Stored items
╔══
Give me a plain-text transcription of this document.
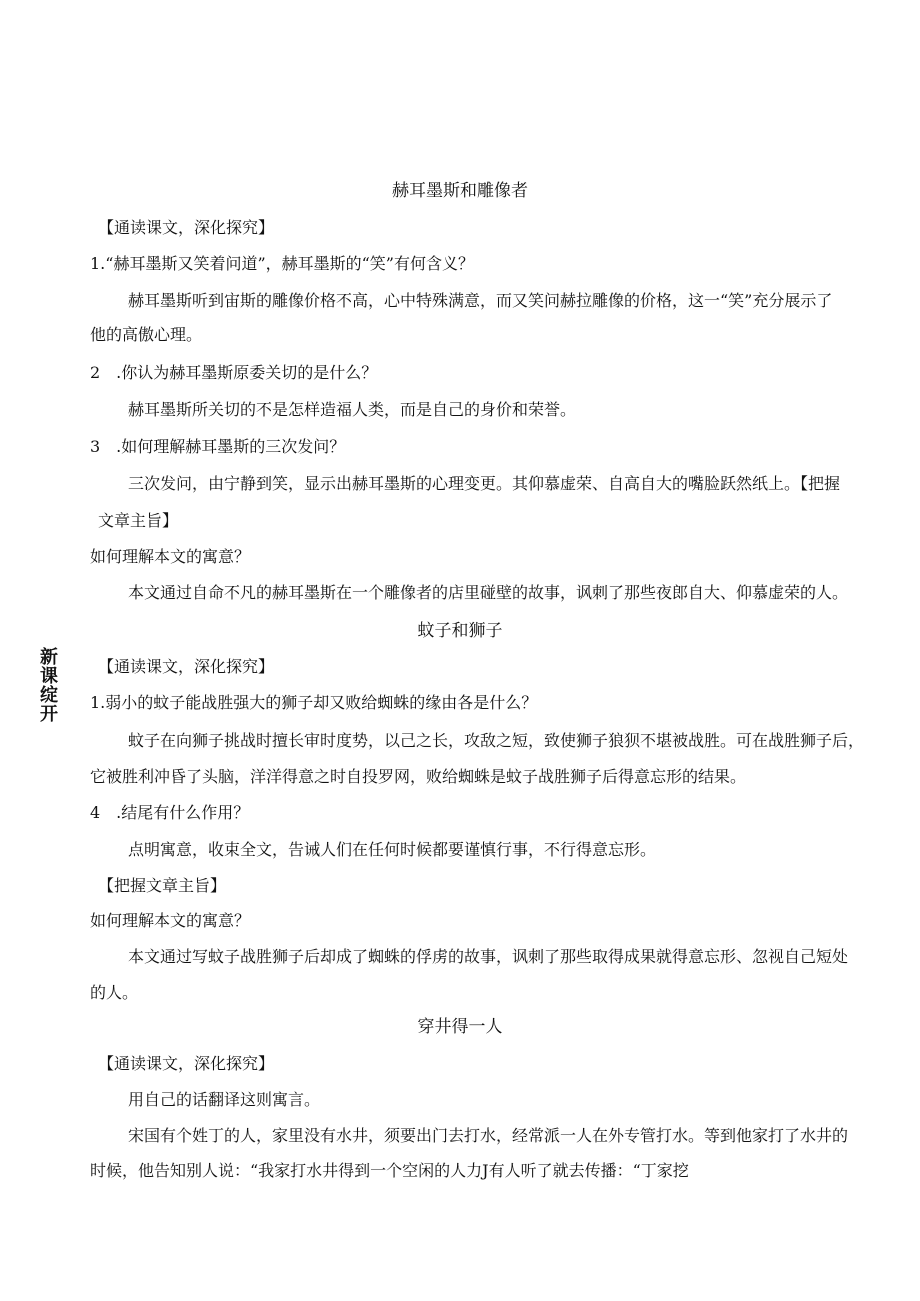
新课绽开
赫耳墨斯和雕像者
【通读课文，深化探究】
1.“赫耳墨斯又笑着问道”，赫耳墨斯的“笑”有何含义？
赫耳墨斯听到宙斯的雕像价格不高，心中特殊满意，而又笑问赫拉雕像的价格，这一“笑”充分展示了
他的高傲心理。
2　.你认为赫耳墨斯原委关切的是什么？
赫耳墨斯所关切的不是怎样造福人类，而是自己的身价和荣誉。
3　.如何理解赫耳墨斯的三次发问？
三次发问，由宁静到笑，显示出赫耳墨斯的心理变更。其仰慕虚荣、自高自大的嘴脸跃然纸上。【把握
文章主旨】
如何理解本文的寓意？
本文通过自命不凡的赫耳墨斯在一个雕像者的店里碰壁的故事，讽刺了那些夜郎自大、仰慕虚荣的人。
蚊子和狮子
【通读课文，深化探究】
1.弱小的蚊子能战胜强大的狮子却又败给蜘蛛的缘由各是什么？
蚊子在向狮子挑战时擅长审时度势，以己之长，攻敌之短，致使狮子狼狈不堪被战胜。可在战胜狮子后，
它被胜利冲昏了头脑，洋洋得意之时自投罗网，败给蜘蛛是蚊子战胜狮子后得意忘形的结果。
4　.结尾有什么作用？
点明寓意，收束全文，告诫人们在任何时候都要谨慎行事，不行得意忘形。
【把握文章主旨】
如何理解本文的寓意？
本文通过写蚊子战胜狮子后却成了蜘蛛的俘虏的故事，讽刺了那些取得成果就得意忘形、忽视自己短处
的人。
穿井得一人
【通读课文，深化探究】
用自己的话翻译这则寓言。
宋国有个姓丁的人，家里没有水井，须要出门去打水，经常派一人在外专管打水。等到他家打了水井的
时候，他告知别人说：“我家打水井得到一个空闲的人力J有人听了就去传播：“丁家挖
╚══
╔══
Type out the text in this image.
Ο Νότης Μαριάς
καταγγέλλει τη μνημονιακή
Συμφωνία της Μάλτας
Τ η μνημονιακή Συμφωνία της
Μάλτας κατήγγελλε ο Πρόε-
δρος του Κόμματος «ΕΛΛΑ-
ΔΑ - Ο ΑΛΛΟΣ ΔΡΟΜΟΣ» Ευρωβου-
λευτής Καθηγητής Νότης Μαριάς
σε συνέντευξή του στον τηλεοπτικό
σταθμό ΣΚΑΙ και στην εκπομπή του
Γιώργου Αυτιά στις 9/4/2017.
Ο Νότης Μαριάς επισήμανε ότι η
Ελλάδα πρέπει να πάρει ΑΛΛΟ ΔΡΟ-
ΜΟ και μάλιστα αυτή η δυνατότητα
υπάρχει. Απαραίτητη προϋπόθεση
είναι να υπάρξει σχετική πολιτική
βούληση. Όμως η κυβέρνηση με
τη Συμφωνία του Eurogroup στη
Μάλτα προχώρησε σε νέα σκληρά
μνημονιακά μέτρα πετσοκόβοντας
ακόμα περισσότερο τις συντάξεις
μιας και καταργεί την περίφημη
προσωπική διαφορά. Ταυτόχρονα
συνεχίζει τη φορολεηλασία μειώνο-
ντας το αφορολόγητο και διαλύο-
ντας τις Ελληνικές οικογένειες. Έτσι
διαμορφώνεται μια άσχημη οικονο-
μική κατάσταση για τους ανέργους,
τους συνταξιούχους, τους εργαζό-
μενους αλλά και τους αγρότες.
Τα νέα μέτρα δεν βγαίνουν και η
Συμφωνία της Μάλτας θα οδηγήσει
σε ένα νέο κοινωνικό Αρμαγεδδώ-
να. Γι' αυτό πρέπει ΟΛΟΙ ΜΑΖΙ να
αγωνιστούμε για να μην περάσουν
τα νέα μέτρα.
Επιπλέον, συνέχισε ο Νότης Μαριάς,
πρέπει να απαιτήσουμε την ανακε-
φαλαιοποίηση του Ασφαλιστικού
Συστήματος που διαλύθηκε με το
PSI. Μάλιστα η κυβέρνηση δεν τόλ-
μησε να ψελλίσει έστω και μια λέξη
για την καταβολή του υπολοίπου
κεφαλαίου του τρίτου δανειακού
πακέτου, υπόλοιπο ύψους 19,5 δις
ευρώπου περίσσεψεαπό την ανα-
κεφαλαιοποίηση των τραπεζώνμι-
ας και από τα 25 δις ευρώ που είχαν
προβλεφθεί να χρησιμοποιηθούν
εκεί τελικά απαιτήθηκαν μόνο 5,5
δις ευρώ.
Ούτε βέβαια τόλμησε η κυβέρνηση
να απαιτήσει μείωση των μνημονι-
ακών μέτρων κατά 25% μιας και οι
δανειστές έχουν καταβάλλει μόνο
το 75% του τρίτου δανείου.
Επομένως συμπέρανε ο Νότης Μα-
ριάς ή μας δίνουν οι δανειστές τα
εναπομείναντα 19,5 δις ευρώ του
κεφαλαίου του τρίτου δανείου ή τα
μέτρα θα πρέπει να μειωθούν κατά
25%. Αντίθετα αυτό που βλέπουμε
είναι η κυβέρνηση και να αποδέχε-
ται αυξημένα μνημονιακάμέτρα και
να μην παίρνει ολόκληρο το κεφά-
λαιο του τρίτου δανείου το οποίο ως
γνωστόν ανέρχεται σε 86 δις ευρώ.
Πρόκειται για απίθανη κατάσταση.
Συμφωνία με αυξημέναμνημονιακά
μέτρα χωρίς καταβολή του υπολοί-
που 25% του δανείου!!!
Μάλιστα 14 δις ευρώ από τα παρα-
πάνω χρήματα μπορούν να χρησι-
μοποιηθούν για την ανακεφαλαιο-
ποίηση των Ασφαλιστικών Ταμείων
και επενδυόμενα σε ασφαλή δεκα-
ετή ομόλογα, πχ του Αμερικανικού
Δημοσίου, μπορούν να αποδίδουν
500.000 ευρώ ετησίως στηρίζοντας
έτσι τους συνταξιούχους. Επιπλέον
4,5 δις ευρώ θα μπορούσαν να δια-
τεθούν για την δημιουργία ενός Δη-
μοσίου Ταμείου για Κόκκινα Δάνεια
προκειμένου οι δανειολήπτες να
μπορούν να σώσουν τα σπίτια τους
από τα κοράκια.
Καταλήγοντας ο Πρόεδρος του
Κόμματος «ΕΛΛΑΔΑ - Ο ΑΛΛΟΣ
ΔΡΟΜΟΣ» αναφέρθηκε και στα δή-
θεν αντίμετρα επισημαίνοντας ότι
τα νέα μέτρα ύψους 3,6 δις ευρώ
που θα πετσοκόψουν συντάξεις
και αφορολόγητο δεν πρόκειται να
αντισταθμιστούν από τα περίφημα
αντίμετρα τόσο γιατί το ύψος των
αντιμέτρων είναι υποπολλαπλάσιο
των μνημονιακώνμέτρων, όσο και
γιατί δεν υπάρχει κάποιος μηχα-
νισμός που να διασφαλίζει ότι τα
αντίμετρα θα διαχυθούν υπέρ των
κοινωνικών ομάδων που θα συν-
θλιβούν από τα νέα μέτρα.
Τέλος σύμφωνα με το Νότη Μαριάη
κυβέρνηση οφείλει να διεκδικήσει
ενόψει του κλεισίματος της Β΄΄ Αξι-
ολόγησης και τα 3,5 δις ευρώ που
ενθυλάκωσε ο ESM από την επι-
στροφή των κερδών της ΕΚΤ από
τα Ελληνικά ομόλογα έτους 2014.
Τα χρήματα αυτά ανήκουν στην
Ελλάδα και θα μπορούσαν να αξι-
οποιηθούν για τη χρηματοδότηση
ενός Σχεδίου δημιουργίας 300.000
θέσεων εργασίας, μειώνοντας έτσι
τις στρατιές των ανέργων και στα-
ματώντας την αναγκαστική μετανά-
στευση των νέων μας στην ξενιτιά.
╚══
╔══
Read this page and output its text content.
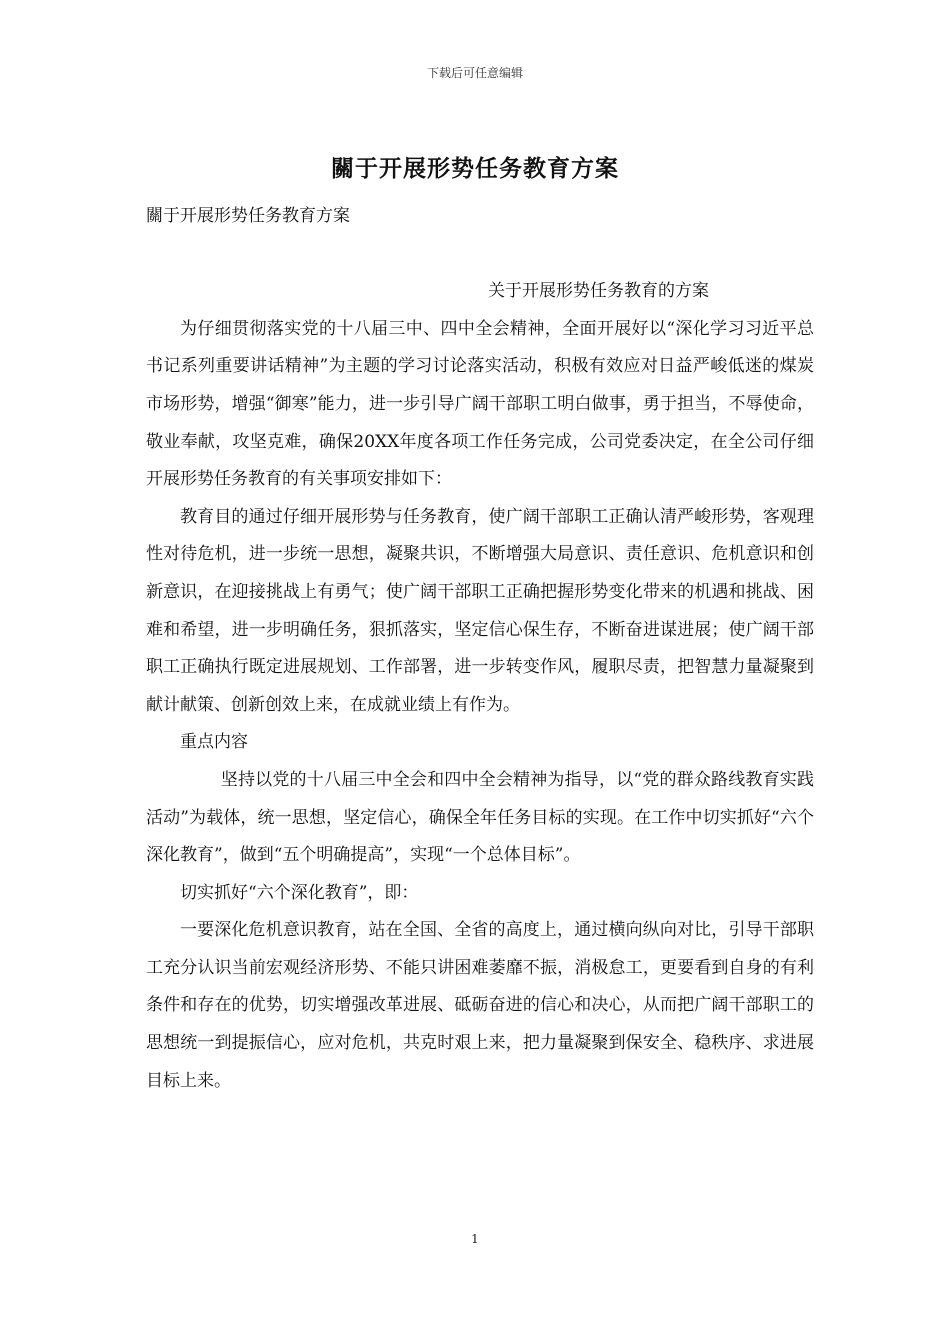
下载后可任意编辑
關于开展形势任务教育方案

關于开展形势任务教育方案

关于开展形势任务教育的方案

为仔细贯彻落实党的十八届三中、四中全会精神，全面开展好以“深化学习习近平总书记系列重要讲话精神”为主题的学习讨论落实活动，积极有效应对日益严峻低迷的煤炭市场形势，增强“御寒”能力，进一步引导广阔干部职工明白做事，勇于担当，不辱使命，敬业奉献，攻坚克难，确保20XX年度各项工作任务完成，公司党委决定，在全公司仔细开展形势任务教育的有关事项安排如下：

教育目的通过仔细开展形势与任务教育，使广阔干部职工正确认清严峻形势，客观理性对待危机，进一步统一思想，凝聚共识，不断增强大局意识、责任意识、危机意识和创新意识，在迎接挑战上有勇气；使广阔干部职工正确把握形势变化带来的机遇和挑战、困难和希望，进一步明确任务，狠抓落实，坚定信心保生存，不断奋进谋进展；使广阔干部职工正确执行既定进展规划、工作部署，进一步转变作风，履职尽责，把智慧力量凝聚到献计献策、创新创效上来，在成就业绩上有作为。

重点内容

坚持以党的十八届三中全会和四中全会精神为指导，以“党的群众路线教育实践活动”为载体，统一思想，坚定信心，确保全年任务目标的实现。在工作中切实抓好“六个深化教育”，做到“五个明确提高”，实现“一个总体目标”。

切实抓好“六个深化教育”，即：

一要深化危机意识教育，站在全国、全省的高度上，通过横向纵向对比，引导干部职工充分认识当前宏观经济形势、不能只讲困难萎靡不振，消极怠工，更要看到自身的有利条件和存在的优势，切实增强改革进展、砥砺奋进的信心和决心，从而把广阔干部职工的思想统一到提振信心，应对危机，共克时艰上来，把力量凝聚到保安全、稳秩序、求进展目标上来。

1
╚══
■ **WHAT TO PRODUCE**:
Count how many lines above contain the word "γιατί". Reply with the number alone.

■ **SOLUTION FOR THIS TASK**:
2